• [EXERCISE INPUT]:
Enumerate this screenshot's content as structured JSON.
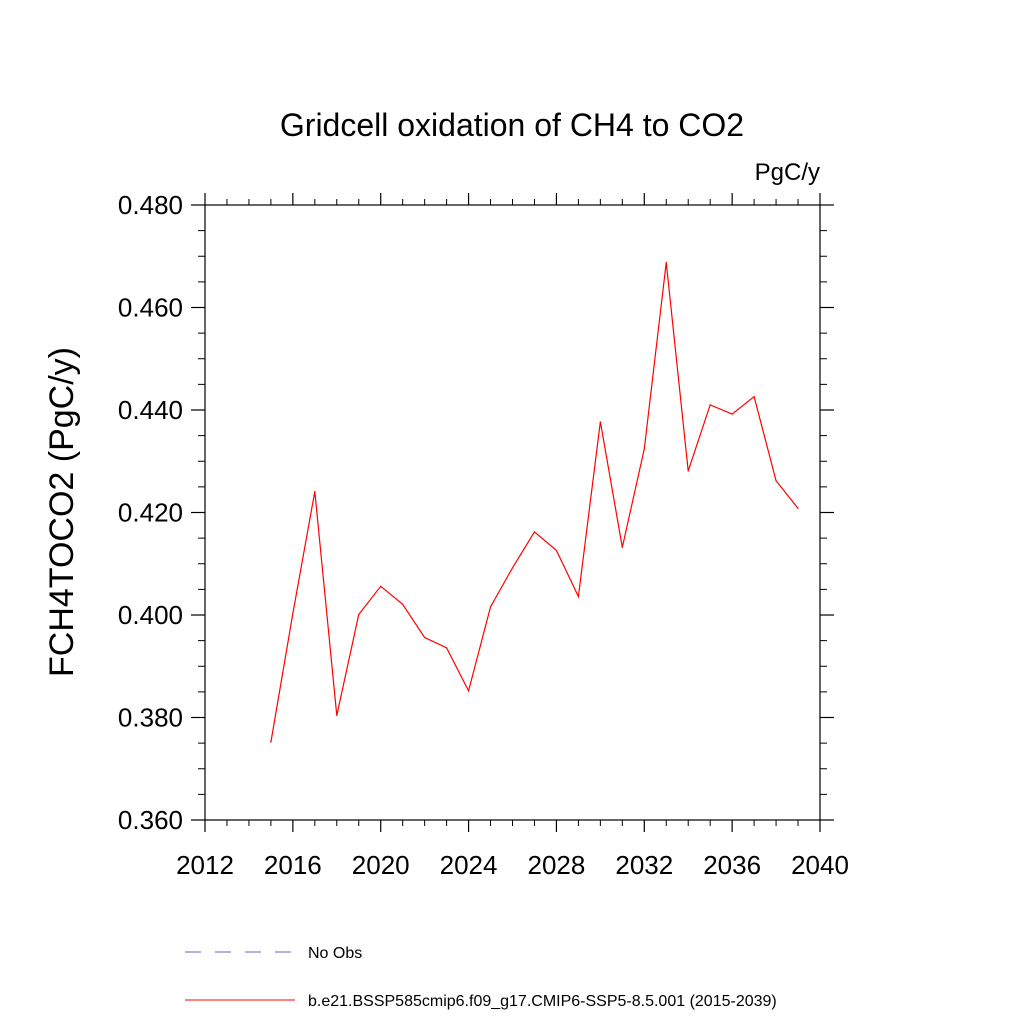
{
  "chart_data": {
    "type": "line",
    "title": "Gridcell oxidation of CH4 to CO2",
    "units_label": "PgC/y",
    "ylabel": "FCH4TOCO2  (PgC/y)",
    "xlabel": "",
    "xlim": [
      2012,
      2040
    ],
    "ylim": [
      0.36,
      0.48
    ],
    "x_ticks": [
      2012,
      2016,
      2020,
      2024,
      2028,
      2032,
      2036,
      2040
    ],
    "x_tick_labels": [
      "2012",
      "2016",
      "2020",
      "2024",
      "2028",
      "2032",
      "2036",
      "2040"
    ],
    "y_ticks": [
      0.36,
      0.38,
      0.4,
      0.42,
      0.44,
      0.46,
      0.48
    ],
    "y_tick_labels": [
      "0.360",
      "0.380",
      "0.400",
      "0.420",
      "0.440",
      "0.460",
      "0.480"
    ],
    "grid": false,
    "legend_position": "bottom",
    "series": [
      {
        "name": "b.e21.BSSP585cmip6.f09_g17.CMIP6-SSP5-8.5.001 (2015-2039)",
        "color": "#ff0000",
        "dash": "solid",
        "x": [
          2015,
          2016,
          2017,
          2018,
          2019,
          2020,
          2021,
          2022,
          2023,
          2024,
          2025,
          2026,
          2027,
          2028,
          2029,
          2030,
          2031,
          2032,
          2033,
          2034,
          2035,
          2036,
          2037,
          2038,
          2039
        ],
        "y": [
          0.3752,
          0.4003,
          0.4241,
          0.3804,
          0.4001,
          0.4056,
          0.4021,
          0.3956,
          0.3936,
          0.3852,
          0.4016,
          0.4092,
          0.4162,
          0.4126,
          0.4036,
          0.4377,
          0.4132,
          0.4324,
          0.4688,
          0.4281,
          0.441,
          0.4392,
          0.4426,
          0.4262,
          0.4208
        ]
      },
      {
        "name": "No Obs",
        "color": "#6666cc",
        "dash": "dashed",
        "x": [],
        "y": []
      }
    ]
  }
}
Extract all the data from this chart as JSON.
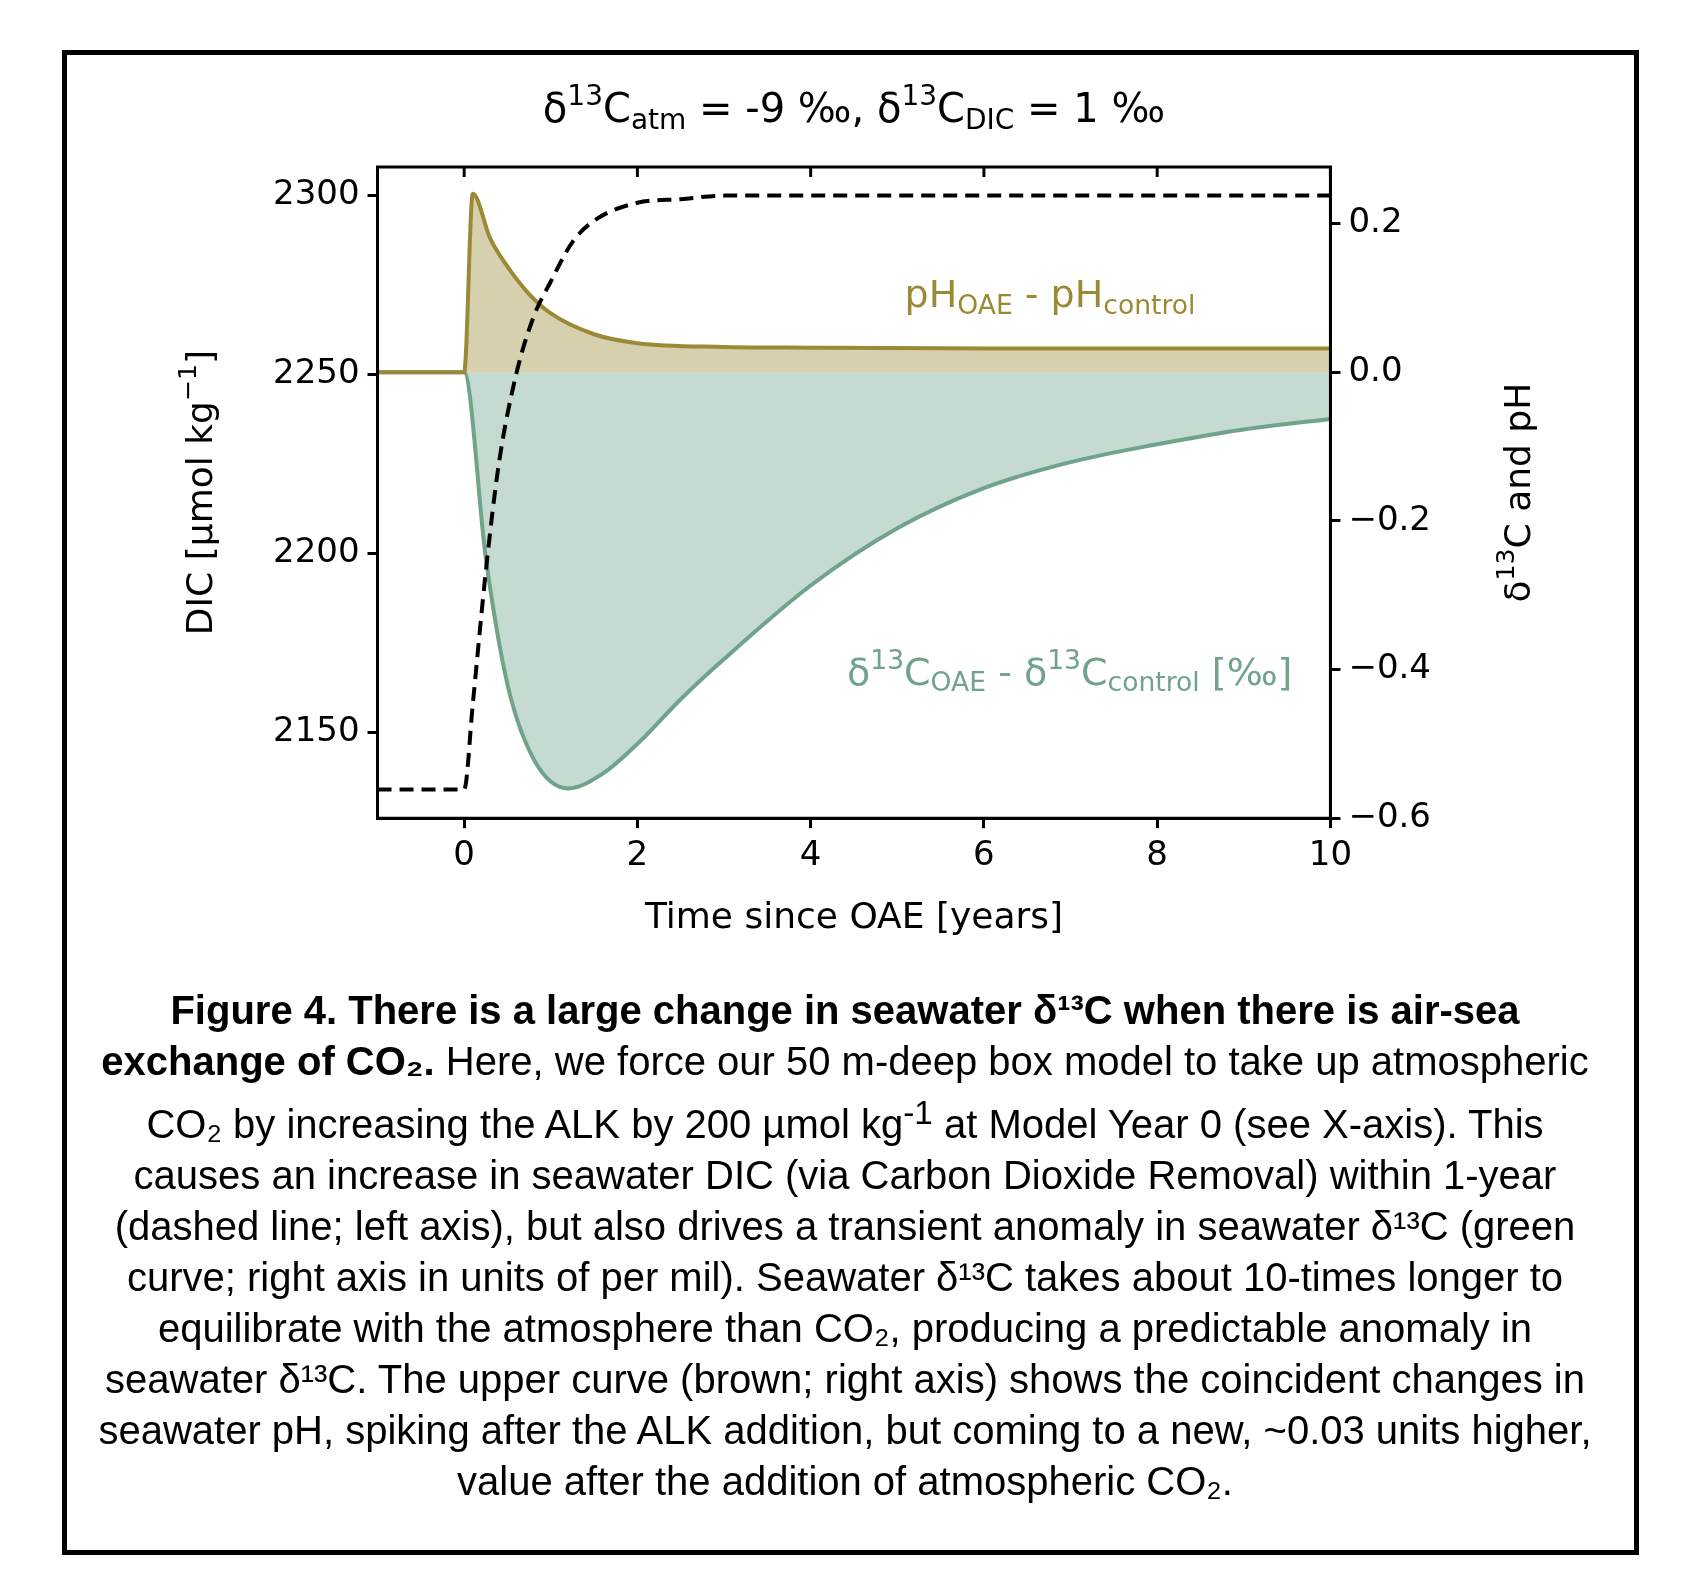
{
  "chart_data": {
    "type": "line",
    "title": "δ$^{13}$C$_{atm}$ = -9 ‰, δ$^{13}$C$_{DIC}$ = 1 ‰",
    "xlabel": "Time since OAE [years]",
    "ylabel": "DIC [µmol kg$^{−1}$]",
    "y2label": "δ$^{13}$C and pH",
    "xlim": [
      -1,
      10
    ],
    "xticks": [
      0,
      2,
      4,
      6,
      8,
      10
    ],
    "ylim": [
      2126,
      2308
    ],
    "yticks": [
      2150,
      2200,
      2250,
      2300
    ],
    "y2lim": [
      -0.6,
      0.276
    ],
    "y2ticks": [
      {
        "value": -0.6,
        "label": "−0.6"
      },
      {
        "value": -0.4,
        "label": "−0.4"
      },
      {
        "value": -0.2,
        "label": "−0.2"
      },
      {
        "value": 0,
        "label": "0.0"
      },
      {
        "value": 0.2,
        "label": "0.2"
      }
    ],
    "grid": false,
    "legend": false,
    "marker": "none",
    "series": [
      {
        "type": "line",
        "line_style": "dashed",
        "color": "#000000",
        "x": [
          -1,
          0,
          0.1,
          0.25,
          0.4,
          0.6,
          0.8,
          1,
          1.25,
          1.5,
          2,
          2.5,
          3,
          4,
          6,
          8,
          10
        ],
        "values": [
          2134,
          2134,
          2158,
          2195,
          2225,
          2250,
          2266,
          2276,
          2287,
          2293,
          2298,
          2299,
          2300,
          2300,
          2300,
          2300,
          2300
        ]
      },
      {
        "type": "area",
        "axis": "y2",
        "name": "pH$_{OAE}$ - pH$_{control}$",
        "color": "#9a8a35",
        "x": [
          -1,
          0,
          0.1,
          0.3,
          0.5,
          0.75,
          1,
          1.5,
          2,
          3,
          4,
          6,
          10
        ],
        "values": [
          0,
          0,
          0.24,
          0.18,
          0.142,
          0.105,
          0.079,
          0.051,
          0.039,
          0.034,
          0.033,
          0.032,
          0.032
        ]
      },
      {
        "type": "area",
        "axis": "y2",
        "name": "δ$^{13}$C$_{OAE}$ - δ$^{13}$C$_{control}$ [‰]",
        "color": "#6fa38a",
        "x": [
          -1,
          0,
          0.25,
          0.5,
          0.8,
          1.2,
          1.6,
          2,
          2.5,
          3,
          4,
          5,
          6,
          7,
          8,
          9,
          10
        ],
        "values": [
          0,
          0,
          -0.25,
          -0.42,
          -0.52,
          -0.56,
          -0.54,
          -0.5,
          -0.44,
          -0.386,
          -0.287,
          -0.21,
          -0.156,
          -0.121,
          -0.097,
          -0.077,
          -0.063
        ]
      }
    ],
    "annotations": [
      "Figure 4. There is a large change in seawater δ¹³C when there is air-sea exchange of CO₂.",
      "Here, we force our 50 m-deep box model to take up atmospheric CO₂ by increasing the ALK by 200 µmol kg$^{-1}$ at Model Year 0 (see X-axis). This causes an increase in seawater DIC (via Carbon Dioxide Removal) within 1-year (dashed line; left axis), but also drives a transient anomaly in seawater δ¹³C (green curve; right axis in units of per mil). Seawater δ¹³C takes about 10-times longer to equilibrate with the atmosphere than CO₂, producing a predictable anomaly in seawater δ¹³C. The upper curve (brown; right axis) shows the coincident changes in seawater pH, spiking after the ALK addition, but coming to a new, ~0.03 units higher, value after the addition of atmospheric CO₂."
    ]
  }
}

==

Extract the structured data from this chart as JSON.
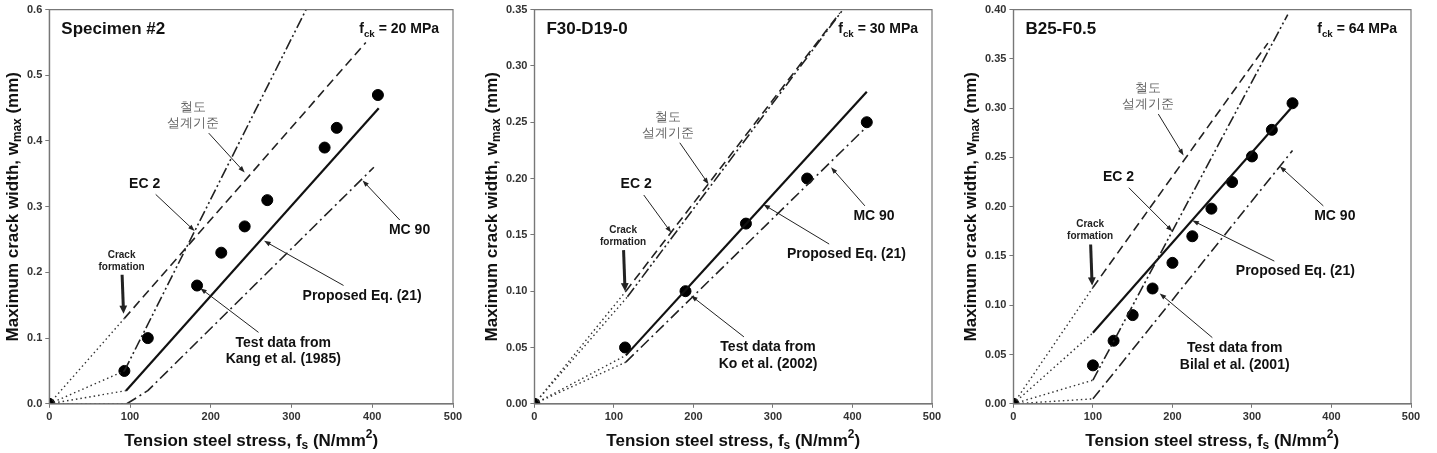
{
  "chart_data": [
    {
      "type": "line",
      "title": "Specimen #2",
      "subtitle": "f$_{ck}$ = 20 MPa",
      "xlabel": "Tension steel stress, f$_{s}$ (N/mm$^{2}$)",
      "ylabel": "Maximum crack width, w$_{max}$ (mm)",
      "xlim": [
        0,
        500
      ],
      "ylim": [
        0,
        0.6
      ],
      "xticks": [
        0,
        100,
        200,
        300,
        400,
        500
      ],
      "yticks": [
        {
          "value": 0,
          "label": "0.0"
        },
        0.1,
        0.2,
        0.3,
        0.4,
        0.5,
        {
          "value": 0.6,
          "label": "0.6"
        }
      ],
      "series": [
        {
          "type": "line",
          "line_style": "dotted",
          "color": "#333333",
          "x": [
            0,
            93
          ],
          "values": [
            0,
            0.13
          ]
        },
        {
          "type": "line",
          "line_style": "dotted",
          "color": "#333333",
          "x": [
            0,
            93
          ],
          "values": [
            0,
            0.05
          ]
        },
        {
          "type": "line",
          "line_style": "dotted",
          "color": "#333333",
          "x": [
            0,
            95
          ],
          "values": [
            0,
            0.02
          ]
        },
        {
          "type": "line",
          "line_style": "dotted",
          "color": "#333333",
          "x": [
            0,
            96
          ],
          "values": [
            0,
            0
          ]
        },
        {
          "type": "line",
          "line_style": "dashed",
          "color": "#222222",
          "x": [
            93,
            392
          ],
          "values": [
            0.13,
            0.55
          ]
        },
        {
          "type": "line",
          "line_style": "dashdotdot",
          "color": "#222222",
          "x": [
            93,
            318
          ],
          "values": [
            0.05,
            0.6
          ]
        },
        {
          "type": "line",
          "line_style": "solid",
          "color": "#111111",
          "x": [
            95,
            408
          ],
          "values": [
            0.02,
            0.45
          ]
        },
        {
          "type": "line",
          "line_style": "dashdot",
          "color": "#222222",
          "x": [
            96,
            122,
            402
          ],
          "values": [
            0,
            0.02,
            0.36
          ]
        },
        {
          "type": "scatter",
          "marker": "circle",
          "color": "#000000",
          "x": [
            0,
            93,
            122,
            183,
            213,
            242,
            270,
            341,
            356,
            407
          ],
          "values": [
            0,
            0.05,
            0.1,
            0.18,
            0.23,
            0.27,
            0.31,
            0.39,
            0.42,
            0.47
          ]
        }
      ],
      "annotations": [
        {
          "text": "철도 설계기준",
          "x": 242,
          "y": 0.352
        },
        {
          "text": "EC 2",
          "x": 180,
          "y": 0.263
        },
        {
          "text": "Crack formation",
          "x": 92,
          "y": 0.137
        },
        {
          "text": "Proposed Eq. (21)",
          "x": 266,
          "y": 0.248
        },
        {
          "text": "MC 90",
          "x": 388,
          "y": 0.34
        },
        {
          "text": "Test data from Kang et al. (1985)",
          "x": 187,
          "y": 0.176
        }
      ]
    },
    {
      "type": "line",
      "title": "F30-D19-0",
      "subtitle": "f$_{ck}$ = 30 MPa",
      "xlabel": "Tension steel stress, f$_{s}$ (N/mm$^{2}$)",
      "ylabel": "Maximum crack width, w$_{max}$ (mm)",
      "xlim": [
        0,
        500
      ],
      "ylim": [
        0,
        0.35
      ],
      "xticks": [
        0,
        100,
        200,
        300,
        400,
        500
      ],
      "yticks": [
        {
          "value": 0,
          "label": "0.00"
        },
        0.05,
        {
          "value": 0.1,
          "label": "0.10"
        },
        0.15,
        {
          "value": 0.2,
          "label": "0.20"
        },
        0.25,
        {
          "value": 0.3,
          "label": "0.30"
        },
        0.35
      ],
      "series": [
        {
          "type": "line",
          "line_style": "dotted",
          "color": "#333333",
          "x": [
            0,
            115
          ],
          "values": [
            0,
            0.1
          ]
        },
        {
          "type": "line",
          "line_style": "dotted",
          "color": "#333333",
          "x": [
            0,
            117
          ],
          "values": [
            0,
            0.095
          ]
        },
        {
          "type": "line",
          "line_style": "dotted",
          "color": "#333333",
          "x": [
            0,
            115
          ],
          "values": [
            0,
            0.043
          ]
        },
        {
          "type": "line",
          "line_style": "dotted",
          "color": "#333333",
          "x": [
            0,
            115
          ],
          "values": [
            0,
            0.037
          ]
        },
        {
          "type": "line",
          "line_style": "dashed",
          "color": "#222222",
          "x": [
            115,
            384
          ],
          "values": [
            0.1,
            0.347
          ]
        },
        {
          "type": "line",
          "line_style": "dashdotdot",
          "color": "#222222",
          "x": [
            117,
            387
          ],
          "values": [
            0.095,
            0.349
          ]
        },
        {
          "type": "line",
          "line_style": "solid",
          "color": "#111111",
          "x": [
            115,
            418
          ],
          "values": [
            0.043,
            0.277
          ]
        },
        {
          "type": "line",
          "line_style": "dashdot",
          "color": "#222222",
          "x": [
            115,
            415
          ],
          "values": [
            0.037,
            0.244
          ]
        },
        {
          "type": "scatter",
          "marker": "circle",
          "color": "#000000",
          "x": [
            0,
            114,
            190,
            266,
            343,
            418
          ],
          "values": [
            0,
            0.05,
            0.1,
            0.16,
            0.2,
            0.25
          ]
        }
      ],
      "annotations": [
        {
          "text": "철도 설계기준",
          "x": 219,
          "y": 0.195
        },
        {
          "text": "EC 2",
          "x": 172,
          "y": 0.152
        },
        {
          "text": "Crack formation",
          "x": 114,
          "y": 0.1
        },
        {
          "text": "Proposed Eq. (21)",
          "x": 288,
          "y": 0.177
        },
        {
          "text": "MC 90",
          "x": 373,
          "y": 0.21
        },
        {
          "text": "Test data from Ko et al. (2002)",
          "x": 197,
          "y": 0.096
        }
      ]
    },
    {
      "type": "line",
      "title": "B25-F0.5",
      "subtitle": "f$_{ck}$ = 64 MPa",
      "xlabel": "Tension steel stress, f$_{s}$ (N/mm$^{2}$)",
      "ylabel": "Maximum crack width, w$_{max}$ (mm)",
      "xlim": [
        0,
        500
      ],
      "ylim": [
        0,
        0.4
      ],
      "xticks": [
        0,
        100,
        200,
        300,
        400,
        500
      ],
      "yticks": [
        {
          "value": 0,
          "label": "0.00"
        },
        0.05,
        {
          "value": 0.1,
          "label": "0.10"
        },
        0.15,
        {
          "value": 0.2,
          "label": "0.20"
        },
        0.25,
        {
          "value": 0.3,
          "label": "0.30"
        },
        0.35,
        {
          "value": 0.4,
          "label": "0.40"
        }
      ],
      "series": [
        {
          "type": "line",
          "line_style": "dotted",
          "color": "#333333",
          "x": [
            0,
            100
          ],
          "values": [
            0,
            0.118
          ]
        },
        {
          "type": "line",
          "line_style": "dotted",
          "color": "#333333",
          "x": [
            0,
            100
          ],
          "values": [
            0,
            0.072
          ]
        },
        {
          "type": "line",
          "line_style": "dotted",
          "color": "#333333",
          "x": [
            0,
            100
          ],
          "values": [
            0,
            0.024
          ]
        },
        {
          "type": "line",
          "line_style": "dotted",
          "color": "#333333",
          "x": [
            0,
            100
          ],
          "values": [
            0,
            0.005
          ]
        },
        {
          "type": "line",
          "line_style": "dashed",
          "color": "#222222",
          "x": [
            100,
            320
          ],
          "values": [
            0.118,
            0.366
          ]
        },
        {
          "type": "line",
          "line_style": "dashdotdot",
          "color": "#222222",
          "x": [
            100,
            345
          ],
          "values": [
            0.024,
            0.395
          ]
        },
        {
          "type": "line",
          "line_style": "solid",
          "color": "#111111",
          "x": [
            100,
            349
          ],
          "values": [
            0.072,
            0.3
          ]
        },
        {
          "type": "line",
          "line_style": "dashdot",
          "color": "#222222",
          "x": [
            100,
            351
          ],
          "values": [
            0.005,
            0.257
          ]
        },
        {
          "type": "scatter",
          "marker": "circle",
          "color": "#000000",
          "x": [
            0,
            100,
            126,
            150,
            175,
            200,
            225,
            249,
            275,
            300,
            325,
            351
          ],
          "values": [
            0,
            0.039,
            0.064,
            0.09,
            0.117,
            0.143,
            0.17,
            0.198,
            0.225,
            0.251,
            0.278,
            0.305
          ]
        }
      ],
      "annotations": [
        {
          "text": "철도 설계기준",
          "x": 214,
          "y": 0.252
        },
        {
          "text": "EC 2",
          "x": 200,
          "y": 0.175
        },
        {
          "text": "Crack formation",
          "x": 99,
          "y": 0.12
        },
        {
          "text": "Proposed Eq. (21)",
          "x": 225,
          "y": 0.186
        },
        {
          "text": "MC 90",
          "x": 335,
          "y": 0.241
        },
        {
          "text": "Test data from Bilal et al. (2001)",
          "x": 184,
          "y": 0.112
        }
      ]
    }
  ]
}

• [WHAT THE TASK REQUIRES]: Count every line above that holds the word "Test", and state the number and nothing more.

• [SOLUTION TO THIS PROBLEM]: 3